AVAILABLE RECORDS »
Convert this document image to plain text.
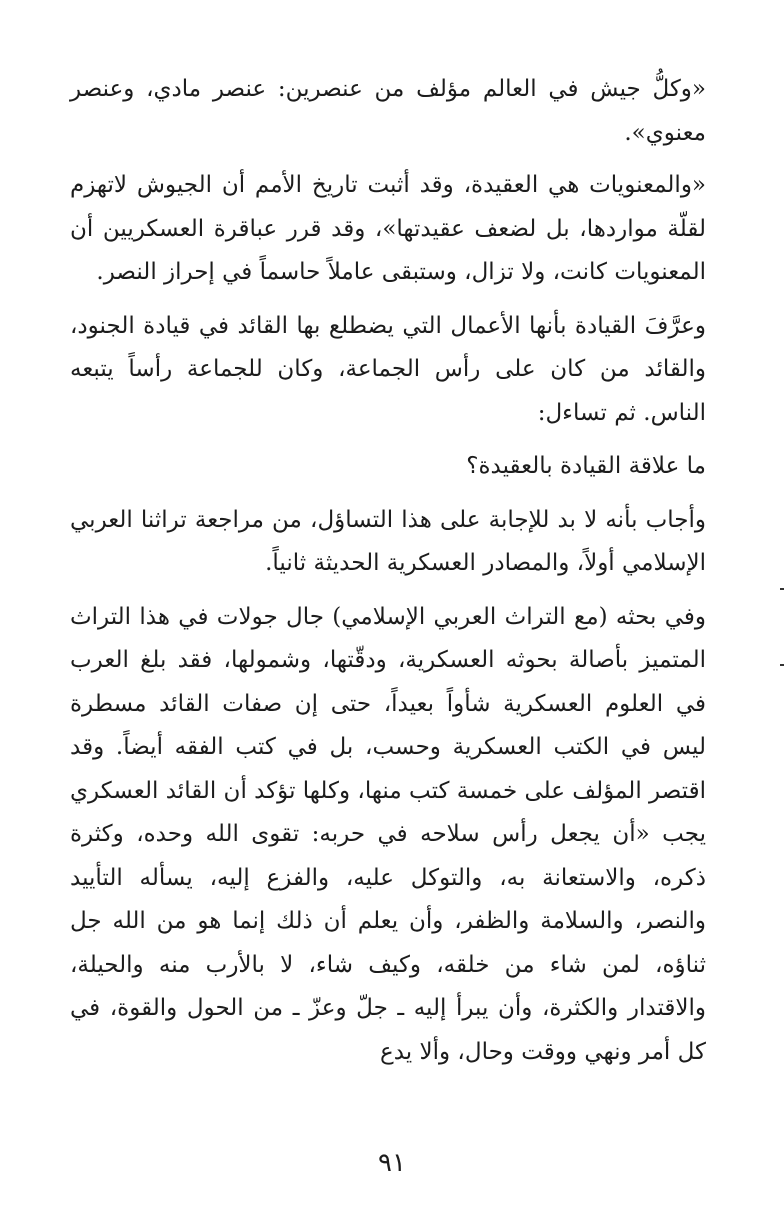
«وكلُّ جيش في العالم مؤلف من عنصرين: عنصر مادي، وعنصر معنوي».

«والمعنويات هي العقيدة، وقد أثبت تاريخ الأمم أن الجيوش لاتهزم لقلّة مواردها، بل لضعف عقيدتها»، وقد قرر عباقرة العسكريين أن المعنويات كانت، ولا تزال، وستبقى عاملاً حاسماً في إحراز النصر.

وعرَّفَ القيادة بأنها الأعمال التي يضطلع بها القائد في قيادة الجنود، والقائد من كان على رأس الجماعة، وكان للجماعة رأساً يتبعه الناس. ثم تساءل:

ما علاقة القيادة بالعقيدة؟

وأجاب بأنه لا بد للإجابة على هذا التساؤل، من مراجعة تراثنا العربي الإسلامي أولاً، والمصادر العسكرية الحديثة ثانياً.

وفي بحثه (مع التراث العربي الإسلامي) جال جولات في هذا التراث المتميز بأصالة بحوثه العسكرية، ودقّتها، وشمولها، فقد بلغ العرب في العلوم العسكرية شأواً بعيداً، حتى إن صفات القائد مسطرة ليس في الكتب العسكرية وحسب، بل في كتب الفقه أيضاً. وقد اقتصر المؤلف على خمسة كتب منها، وكلها تؤكد أن القائد العسكري يجب «أن يجعل رأس سلاحه في حربه: تقوى الله وحده، وكثرة ذكره، والاستعانة به، والتوكل عليه، والفزع إليه، يسأله التأييد والنصر، والسلامة والظفر، وأن يعلم أن ذلك إنما هو من الله جل ثناؤه، لمن شاء من خلقه، وكيف شاء، لا بالأرب منه والحيلة، والاقتدار والكثرة، وأن يبرأ إليه ـ جلّ وعزّ ـ من الحول والقوة، في كل أمر ونهي ووقت وحال، وألا يدع

٩١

TASK TO CARRY OUT » Copy every line of the data that holds the string "القيادة".

WRITTEN ANSWER »
وعرَّفَ القيادة بأنها الأعمال التي يضطلع بها القائد في قيادة الجنود، والقائد من كان على رأس الجماعة، وكان للجماعة رأساً يتبعه الناس. ثم تساءل:
ما علاقة القيادة بالعقيدة؟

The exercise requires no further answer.